**Given request:**
Check every line below for the word "Nervous" and copy the ones that have it.

**Supplied entries:**
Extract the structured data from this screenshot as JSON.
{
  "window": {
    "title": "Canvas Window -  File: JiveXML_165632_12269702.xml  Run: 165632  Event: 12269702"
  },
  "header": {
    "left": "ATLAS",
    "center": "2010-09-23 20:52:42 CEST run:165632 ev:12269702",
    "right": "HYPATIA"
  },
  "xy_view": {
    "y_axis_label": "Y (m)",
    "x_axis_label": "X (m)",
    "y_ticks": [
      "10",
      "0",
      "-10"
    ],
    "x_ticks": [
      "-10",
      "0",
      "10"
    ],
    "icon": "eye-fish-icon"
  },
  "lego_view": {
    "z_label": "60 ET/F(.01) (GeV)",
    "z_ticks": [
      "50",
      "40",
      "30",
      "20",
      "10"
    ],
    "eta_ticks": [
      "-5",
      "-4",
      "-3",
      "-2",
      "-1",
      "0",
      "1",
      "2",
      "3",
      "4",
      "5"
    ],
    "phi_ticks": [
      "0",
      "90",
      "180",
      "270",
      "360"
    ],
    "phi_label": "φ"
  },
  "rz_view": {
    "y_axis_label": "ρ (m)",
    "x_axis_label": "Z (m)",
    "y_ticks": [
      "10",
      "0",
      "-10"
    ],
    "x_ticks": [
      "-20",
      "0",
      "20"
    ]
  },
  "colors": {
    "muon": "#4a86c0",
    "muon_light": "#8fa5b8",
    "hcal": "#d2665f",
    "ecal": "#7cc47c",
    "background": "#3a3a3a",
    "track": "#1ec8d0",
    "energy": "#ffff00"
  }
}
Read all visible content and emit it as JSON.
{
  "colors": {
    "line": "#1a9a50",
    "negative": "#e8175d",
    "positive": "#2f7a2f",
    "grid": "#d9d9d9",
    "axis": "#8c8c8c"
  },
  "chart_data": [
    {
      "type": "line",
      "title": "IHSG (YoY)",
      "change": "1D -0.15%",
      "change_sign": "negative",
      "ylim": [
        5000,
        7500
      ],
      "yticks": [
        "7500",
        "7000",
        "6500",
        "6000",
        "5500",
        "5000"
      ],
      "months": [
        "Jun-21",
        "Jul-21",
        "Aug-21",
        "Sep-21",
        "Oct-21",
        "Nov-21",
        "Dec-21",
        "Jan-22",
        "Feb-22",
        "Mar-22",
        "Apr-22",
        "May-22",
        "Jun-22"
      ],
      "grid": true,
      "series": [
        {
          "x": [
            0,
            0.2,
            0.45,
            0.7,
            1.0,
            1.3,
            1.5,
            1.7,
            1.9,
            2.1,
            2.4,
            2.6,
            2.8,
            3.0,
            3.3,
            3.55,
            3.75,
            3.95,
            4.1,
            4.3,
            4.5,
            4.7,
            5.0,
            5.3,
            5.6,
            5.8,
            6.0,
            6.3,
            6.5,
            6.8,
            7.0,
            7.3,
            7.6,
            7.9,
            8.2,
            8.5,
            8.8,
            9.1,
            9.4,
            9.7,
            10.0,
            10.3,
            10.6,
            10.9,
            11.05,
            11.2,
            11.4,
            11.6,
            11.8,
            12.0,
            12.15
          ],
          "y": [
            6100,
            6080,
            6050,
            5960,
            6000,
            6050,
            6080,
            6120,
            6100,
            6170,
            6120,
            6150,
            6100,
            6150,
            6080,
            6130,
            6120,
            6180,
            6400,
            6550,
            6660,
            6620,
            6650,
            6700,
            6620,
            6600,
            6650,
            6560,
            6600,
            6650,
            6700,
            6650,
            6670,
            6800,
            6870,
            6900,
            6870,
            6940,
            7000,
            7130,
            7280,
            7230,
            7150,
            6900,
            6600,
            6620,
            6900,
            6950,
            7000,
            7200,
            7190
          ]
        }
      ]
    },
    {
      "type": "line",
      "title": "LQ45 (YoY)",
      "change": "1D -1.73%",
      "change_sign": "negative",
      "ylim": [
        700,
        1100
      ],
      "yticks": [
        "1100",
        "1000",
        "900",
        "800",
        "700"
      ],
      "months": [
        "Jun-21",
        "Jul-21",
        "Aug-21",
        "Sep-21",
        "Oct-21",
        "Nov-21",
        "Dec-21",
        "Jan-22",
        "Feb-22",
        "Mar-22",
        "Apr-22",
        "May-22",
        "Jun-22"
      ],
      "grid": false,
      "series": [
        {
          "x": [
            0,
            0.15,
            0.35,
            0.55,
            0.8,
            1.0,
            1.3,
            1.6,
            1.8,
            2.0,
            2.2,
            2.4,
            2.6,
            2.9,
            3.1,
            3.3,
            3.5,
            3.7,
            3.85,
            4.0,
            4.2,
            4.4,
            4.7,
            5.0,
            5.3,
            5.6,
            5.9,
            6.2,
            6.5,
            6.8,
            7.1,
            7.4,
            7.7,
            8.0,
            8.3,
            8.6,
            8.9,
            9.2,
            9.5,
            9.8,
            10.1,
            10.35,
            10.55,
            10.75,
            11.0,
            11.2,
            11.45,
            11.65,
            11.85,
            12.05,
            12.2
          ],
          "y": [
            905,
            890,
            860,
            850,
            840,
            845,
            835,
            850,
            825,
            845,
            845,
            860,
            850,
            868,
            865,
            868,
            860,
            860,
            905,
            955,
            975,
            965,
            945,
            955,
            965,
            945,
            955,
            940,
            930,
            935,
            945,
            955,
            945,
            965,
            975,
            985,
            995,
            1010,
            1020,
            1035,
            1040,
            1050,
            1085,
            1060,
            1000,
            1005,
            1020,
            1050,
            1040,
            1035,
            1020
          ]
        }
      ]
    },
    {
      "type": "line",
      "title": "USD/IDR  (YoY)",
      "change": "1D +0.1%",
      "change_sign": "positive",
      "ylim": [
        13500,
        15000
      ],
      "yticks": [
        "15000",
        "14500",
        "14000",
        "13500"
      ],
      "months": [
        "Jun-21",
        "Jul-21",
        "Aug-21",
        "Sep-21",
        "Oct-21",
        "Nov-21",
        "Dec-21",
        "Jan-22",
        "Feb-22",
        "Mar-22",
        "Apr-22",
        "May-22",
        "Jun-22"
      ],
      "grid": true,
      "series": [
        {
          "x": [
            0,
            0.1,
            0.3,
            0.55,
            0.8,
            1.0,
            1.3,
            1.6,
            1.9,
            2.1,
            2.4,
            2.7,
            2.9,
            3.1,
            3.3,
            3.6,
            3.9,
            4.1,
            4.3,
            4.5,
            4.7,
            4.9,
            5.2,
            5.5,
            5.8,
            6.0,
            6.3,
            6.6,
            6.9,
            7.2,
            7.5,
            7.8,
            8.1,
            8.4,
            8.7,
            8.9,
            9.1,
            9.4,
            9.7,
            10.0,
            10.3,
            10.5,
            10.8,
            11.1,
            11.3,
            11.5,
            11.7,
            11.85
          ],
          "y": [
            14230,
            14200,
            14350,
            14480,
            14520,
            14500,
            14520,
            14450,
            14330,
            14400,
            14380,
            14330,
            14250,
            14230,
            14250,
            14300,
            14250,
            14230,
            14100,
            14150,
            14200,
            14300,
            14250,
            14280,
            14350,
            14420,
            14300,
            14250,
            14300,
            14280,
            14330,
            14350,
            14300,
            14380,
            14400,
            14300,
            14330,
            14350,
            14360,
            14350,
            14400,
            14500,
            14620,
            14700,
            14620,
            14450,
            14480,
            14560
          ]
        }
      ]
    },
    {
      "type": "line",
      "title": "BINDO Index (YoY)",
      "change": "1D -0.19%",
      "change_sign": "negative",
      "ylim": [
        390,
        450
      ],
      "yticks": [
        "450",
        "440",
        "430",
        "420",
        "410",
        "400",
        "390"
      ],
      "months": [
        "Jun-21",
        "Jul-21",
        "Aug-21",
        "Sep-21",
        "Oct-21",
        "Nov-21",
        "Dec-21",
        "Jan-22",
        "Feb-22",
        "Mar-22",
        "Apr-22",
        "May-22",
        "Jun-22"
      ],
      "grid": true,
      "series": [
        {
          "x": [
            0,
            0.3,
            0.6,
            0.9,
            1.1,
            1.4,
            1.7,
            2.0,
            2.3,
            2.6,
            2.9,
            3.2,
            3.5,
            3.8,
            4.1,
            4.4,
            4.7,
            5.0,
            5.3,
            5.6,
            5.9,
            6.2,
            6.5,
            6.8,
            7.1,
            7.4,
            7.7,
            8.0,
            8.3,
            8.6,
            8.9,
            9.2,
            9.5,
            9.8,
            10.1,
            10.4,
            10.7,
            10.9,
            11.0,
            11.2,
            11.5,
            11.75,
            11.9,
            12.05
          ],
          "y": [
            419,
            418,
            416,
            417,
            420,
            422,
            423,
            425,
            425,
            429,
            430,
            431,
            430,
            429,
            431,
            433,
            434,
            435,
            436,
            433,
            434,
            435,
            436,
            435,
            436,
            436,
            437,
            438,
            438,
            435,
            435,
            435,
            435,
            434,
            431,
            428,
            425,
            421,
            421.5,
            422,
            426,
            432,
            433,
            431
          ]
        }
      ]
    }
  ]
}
==
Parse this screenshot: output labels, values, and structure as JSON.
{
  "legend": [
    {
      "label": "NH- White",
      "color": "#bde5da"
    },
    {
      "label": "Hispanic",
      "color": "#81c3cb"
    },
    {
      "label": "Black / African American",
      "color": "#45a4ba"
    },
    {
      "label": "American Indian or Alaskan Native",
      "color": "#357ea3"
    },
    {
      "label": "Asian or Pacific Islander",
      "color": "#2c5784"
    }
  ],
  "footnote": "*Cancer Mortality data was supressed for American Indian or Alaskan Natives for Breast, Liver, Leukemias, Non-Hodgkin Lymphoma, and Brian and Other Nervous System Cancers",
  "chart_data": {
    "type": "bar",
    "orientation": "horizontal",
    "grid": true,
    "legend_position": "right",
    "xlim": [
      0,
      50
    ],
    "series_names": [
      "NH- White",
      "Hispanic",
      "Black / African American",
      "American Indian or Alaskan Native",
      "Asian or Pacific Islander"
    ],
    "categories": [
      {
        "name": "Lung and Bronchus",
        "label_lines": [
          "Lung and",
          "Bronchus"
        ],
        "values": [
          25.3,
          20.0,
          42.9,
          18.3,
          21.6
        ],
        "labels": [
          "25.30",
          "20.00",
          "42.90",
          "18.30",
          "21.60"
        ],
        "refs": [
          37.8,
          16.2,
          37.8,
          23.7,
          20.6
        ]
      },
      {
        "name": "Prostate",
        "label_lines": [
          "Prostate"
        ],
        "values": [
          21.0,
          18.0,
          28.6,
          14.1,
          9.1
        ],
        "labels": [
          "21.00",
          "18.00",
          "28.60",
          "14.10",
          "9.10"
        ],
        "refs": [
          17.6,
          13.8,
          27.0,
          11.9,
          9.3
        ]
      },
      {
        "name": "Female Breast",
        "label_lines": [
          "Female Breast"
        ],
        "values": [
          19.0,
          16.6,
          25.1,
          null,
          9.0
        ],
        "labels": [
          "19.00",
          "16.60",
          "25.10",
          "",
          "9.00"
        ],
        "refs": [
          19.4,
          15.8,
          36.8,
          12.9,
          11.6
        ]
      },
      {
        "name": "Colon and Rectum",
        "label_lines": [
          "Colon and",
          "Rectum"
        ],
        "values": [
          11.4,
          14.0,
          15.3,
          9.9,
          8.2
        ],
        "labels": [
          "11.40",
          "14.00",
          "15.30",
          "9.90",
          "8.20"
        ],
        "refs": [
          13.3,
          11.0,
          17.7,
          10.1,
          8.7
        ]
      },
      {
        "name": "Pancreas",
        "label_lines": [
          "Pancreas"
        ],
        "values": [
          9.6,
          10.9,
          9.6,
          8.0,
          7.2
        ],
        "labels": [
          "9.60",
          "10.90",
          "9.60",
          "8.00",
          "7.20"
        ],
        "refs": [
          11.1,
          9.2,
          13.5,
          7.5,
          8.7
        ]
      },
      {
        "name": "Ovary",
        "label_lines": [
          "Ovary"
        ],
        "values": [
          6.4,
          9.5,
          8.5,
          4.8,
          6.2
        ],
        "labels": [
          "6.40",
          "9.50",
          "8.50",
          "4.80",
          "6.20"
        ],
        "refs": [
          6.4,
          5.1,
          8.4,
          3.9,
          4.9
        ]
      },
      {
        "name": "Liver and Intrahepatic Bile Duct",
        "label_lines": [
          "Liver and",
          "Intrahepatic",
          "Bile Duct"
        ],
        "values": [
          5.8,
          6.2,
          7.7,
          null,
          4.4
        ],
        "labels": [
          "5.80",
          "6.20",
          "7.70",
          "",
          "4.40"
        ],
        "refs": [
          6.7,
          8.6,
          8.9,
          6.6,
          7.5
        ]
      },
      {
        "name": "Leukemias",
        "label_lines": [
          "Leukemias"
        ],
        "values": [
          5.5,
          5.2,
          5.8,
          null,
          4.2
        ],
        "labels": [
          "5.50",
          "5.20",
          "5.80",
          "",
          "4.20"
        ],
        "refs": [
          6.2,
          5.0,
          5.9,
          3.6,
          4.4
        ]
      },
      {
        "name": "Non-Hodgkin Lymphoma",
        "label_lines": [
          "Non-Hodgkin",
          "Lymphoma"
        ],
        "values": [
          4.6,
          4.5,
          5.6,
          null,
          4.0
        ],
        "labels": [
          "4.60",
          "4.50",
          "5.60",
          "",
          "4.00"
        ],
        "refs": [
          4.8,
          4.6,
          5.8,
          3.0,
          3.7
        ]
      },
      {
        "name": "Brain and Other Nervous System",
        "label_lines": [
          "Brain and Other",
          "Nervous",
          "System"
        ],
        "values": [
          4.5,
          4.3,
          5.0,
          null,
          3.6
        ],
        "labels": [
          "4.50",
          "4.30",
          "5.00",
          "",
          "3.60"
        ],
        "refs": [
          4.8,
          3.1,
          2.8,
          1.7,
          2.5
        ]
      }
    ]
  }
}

**Answer in full:**
  "footnote": "*Cancer Mortality data was supressed for American Indian or Alaskan Natives for Breast, Liver, Leukemias, Non-Hodgkin Lymphoma, and Brian and Other Nervous System Cancers",
        "name": "Brain and Other Nervous System",
          "Nervous",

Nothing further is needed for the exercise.